Directive
Gather, from the data below, each line in which the word "title" occurs.
--------------------------------
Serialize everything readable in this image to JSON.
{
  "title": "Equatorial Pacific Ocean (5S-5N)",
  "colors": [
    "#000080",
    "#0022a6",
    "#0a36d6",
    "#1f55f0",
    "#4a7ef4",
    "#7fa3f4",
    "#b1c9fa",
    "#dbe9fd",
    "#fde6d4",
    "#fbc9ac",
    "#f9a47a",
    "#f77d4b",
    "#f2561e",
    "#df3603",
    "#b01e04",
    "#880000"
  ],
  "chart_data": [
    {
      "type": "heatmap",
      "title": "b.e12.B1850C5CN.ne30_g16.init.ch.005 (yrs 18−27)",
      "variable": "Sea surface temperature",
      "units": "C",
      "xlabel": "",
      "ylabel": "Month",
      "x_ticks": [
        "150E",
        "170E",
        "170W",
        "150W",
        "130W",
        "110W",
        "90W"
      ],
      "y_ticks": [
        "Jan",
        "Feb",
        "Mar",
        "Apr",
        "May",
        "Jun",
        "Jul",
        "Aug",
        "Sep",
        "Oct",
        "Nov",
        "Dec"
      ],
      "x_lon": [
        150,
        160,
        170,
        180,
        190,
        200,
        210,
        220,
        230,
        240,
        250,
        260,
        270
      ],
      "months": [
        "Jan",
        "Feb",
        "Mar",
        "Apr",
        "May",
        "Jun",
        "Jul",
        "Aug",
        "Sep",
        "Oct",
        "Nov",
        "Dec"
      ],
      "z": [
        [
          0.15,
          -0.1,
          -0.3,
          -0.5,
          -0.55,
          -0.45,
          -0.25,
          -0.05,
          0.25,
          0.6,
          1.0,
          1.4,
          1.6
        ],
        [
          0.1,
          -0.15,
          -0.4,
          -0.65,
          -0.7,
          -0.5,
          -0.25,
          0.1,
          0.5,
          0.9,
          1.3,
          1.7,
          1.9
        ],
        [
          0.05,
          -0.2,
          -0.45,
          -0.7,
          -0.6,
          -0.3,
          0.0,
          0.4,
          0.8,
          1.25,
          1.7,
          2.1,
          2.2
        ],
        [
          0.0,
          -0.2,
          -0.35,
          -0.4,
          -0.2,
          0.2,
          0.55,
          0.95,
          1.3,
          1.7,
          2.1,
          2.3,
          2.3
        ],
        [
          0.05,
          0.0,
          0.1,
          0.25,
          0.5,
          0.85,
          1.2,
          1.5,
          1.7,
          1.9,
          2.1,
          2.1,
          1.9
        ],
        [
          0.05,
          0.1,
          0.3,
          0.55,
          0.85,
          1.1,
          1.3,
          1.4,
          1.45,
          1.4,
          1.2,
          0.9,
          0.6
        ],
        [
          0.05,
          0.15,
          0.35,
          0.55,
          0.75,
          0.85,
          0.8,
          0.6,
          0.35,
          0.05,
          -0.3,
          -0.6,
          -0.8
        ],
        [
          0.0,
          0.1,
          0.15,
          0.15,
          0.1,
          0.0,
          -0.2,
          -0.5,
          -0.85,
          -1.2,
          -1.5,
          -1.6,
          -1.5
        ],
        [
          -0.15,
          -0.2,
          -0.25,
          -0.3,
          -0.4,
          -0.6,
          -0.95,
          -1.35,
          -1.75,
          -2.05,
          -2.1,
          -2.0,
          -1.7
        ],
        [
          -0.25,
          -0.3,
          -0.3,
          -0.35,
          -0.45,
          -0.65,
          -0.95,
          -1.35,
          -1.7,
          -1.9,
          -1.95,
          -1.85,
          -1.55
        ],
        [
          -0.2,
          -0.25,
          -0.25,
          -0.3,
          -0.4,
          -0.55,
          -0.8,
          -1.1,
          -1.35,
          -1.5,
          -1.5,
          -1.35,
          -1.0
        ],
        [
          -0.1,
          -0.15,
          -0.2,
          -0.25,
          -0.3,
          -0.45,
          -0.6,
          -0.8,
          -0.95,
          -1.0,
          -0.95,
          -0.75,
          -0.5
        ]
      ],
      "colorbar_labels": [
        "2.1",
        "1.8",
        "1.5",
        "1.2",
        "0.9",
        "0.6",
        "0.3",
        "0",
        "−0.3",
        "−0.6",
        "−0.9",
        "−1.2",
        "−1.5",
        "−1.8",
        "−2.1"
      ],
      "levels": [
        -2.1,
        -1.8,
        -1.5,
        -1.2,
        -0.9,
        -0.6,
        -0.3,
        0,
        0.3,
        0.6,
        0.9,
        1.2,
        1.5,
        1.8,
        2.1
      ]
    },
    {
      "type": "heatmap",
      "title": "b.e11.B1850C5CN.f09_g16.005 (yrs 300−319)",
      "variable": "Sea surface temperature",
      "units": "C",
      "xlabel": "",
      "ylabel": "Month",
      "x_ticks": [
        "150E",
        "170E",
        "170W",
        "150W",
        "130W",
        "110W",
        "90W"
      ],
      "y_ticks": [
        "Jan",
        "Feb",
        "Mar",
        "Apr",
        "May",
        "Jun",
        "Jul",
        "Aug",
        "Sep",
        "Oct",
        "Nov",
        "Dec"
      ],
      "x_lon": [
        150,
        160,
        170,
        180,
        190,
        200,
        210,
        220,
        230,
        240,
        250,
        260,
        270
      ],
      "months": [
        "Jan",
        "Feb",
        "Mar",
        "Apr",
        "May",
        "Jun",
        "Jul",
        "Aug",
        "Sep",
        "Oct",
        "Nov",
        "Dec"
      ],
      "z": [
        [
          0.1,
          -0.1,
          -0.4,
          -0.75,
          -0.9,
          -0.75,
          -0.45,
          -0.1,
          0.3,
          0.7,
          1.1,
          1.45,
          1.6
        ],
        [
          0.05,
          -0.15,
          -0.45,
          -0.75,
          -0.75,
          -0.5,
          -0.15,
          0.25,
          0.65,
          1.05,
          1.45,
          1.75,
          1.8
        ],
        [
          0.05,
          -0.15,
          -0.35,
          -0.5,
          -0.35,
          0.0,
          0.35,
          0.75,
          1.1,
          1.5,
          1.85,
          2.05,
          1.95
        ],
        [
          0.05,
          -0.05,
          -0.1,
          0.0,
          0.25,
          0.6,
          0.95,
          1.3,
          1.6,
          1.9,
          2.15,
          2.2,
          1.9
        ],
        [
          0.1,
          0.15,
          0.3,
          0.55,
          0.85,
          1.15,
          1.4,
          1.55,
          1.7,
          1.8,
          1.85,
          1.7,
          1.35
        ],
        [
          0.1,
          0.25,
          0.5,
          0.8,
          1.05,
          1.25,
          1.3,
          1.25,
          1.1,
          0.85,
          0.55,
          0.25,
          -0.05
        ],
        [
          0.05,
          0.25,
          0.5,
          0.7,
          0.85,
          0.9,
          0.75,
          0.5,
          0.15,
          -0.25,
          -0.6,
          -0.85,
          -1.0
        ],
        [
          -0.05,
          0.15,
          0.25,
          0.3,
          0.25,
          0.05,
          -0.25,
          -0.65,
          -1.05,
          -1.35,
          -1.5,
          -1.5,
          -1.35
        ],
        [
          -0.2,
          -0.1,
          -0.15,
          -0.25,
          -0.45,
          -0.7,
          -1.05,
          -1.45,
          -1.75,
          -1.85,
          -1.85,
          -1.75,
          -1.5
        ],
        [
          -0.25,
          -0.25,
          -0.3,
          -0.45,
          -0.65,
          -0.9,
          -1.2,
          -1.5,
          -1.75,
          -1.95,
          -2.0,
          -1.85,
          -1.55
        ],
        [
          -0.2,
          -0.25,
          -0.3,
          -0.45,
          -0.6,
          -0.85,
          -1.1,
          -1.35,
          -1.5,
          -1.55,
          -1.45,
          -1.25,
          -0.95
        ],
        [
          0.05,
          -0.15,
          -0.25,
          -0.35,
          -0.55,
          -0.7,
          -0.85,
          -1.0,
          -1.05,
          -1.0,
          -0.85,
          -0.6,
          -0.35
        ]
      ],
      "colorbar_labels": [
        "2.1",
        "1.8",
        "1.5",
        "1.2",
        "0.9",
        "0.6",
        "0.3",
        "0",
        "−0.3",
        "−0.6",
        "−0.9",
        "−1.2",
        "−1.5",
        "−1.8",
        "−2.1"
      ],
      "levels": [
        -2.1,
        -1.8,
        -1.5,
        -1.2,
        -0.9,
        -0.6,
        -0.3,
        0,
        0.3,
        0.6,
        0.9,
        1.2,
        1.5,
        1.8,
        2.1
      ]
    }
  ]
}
--------------------------------
Task solution
  "title": "Equatorial Pacific Ocean (5S-5N)",
      "title": "b.e12.B1850C5CN.ne30_g16.init.ch.005 (yrs 18−27)",
      "title": "b.e11.B1850C5CN.f09_g16.005 (yrs 300−319)",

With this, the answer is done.